### [Set exercise]
Each line that holds the word "page" counts once; report how many lines do so and nothing else.

### [Records supplied]
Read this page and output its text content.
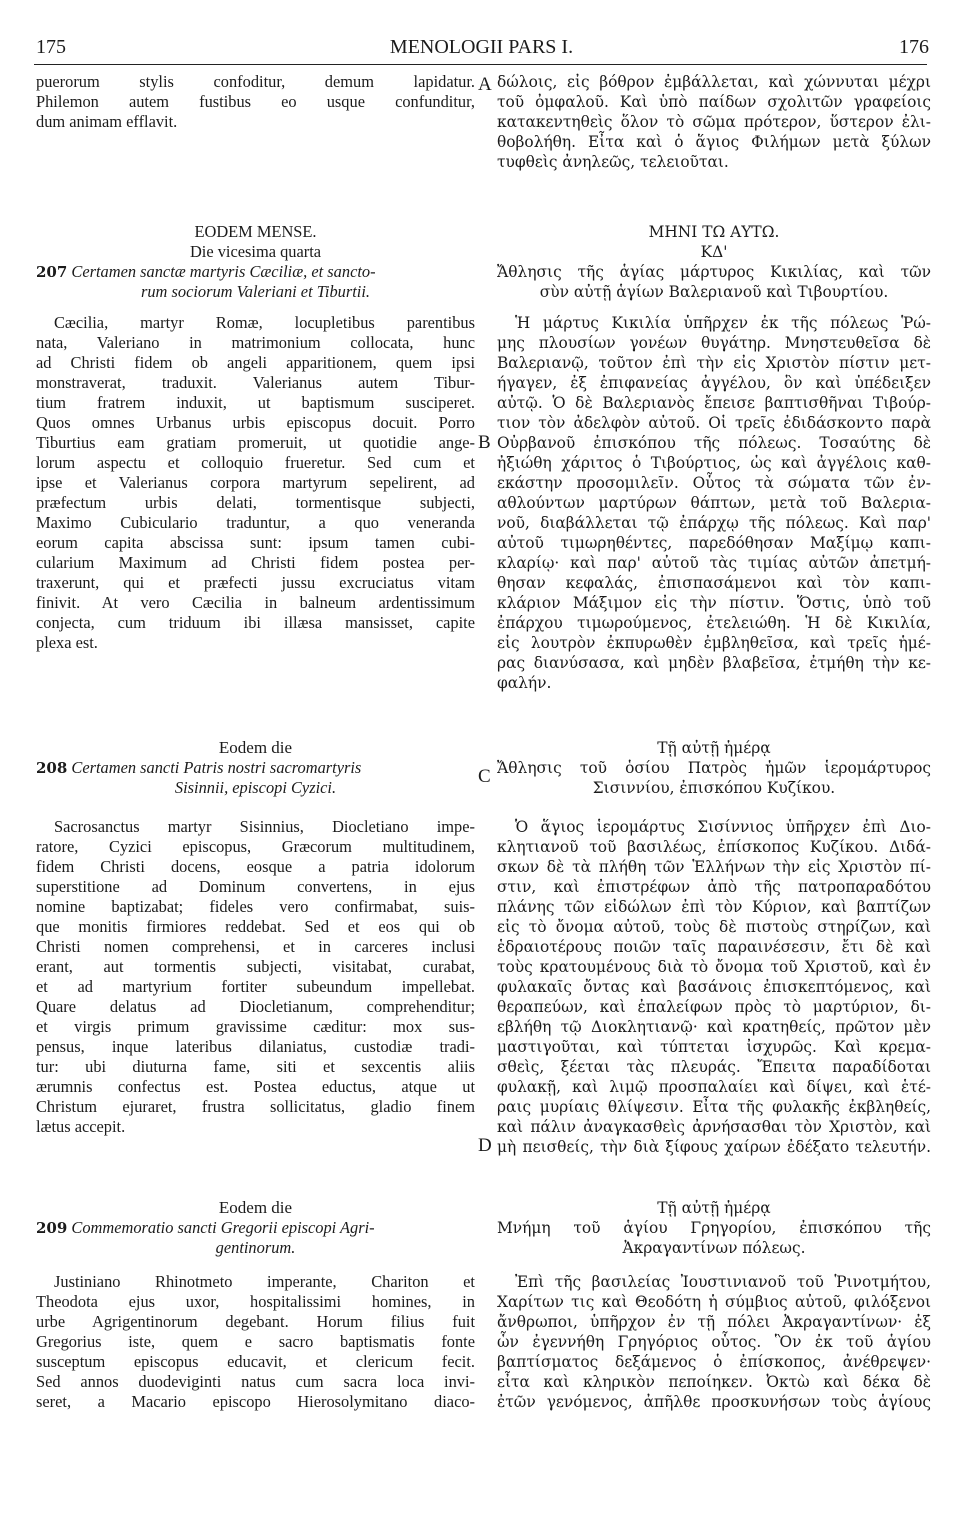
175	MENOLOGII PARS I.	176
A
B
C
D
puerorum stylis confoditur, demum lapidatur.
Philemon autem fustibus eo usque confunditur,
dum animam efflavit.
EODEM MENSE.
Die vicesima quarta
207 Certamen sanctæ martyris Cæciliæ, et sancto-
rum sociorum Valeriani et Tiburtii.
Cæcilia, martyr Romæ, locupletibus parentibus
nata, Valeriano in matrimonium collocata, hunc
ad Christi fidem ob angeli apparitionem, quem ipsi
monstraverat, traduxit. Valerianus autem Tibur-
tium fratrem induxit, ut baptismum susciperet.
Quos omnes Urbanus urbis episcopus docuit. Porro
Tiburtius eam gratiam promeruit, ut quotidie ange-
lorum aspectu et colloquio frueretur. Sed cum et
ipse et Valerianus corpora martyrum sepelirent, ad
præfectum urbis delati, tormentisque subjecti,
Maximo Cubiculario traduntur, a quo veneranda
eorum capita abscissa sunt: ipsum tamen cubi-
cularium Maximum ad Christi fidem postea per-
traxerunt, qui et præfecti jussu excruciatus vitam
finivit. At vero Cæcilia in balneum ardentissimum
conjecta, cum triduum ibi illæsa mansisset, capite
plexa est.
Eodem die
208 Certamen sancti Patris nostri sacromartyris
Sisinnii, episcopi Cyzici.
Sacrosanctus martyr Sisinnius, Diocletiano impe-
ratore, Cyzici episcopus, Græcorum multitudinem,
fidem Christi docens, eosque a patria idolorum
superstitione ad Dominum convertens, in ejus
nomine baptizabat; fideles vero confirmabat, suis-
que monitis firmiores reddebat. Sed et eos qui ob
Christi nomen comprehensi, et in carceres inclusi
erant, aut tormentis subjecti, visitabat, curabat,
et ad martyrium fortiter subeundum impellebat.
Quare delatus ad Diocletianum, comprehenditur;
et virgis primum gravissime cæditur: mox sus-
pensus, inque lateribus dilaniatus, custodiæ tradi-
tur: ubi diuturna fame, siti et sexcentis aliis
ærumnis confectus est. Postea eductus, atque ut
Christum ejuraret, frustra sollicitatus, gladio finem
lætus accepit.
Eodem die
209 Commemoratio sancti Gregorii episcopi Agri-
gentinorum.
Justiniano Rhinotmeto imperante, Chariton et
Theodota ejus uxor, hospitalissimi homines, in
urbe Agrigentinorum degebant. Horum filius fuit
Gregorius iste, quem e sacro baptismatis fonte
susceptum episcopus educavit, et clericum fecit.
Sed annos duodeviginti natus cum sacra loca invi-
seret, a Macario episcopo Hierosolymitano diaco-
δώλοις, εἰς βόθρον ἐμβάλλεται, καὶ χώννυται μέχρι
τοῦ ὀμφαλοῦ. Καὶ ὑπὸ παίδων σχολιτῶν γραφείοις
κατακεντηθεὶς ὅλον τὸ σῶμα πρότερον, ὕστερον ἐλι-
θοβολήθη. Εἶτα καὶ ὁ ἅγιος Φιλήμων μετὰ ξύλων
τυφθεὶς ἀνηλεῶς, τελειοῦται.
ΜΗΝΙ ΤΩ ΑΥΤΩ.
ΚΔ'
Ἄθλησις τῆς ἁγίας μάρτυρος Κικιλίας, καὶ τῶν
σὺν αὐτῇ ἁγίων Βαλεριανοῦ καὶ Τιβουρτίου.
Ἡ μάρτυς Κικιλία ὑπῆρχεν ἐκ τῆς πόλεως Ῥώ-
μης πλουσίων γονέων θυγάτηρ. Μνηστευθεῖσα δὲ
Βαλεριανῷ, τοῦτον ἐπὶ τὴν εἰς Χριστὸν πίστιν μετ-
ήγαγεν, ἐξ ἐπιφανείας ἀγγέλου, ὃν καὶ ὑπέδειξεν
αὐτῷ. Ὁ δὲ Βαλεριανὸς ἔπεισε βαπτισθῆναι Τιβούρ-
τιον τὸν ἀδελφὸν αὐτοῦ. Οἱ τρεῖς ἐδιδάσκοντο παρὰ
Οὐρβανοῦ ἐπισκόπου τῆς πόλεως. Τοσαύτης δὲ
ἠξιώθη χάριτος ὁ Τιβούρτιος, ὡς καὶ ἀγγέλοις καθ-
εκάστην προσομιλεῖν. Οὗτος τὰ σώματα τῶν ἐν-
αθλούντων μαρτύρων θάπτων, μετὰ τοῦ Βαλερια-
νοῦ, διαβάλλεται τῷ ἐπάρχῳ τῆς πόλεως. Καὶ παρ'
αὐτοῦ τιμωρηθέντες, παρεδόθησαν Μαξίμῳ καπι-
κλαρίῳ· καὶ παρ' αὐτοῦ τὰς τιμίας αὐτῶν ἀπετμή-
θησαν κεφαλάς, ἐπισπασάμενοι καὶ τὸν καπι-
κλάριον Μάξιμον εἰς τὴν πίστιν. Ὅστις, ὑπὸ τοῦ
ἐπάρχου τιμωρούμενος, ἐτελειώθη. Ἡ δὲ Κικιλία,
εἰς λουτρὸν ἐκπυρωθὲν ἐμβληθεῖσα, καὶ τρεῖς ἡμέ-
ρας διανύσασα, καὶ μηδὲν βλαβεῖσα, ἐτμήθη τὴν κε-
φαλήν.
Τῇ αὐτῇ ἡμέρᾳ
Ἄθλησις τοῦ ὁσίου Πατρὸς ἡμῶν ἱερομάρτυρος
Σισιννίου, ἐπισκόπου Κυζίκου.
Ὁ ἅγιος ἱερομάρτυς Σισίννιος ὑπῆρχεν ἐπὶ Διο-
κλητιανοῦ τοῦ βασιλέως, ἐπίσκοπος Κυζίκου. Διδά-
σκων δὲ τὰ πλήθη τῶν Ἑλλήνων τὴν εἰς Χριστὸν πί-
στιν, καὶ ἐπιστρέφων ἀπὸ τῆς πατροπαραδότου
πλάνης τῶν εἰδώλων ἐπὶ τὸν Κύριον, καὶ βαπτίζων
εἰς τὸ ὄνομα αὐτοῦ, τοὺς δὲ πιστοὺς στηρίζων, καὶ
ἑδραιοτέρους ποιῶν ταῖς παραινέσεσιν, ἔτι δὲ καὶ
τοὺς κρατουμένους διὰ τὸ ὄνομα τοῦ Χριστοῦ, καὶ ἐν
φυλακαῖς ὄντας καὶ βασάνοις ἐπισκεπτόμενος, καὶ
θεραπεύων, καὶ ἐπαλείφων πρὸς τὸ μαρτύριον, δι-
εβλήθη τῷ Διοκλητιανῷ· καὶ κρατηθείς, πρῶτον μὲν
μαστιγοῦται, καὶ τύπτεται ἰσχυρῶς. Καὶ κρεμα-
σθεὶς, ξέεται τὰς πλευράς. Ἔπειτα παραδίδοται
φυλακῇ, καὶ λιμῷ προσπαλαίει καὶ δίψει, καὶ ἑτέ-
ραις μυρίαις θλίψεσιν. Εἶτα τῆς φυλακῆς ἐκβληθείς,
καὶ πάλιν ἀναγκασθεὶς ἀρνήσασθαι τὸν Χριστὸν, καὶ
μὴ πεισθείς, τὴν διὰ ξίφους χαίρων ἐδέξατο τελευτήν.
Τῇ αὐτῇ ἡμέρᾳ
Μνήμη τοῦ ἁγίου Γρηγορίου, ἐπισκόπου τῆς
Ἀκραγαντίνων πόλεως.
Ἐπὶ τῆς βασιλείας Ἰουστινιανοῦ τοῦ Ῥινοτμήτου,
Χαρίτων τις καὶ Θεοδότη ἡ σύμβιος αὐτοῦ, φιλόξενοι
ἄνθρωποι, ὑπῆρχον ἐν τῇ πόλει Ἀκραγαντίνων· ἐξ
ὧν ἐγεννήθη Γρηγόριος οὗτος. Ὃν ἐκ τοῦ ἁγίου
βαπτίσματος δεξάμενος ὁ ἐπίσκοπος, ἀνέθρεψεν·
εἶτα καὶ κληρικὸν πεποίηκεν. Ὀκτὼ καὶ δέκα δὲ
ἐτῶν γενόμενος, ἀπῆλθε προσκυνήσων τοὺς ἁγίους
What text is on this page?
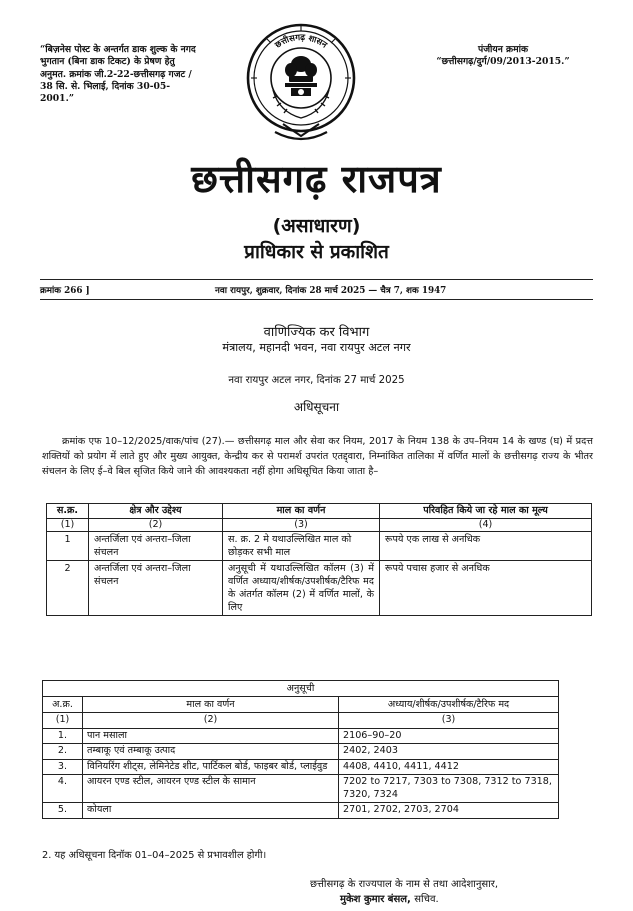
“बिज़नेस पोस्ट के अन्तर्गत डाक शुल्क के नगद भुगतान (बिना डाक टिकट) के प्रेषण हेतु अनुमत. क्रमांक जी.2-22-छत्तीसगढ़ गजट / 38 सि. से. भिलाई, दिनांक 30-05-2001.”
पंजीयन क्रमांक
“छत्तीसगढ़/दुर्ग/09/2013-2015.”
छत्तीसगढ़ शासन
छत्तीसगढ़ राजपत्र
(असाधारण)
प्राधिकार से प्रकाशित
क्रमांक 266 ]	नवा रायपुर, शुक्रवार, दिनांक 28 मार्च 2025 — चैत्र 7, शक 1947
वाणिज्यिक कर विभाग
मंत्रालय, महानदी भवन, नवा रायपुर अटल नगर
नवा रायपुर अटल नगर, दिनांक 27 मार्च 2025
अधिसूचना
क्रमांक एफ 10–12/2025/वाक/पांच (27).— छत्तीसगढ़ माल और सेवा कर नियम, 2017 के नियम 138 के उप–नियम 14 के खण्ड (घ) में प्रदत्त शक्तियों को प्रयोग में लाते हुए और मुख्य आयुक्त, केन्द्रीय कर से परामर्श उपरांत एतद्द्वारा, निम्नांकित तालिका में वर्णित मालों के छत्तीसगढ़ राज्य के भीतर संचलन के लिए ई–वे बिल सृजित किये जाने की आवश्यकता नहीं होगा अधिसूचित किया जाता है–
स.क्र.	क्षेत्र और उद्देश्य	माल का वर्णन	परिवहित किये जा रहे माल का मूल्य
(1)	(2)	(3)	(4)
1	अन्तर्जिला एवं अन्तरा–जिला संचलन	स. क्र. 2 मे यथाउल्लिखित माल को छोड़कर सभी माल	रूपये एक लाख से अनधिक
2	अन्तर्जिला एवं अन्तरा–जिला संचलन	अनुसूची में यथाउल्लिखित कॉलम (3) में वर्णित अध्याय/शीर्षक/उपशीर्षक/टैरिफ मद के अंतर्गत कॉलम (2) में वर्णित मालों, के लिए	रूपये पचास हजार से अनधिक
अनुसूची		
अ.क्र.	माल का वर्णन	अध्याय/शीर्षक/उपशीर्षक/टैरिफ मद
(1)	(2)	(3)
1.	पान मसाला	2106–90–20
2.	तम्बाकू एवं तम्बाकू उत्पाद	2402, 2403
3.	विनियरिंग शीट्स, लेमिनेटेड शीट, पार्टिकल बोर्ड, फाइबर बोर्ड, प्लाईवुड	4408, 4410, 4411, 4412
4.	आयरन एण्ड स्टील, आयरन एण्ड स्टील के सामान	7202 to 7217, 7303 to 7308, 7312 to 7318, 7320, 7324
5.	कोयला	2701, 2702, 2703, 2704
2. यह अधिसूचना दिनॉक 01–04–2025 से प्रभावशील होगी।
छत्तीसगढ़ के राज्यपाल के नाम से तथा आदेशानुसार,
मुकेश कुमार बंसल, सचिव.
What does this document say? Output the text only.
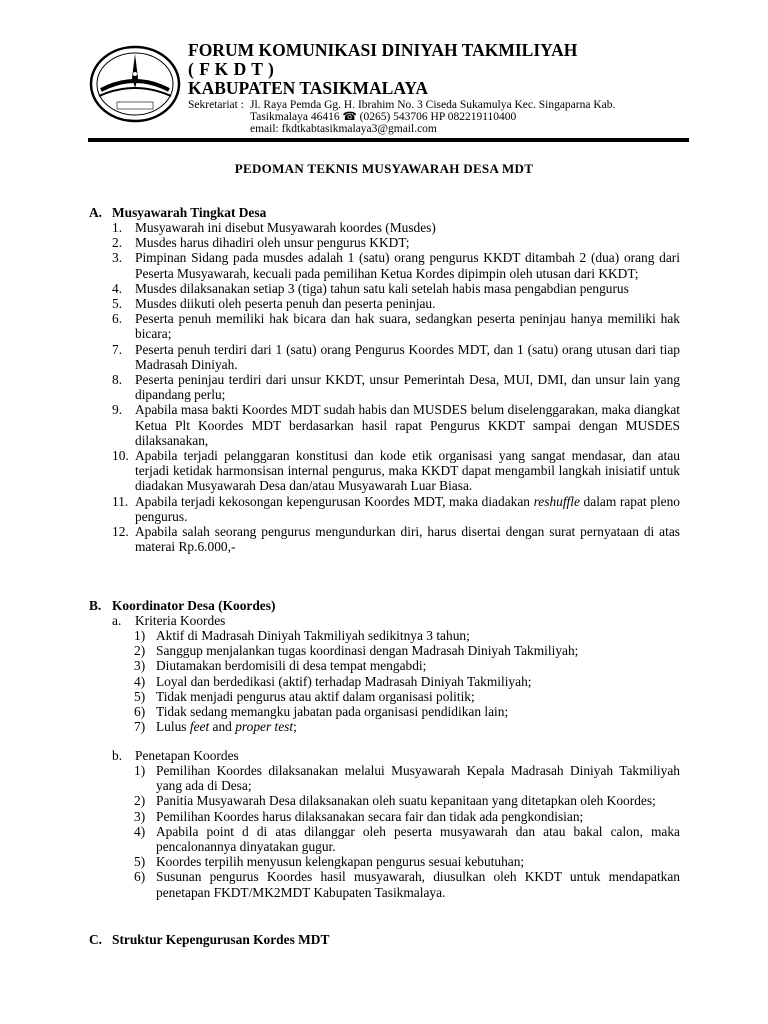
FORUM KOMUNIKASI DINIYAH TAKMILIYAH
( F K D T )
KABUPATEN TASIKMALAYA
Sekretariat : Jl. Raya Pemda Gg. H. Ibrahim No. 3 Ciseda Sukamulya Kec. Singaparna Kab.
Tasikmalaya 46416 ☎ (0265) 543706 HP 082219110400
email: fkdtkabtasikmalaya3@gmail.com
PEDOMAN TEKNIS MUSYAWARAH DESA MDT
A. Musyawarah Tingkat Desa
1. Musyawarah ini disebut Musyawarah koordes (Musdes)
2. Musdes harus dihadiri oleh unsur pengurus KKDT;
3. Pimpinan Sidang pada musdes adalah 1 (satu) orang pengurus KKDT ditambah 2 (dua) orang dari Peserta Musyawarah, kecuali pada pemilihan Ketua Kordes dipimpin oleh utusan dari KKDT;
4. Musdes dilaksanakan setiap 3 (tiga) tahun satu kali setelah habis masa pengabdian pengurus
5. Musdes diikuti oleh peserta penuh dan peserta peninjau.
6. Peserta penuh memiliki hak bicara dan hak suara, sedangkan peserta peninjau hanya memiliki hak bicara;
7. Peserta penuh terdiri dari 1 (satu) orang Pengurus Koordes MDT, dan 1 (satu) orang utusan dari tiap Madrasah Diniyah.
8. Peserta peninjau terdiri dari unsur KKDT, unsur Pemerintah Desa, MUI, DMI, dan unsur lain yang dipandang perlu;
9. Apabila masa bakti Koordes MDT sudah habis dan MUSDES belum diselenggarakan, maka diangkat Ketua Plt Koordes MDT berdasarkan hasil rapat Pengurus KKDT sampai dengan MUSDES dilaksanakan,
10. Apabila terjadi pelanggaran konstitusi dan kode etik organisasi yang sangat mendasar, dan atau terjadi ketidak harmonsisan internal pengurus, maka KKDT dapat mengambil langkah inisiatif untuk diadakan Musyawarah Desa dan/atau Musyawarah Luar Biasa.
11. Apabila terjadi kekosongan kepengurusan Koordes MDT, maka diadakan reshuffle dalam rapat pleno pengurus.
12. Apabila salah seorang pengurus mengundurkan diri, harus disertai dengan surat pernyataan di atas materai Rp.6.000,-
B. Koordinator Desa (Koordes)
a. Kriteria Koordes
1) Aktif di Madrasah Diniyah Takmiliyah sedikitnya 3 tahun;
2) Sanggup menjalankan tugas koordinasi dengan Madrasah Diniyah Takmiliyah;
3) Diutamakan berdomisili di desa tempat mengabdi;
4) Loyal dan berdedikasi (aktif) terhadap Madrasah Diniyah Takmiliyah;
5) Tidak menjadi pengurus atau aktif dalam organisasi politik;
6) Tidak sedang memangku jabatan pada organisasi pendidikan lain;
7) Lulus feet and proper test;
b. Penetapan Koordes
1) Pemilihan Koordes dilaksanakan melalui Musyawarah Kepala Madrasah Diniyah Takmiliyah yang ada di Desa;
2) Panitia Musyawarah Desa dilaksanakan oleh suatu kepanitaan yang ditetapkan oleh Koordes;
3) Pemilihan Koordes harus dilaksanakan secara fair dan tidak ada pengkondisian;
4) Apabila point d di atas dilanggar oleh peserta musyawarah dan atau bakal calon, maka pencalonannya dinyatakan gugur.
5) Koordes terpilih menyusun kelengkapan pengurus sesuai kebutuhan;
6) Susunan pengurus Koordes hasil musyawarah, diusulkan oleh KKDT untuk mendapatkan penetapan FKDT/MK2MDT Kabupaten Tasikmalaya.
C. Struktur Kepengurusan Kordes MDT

### [Task response]
2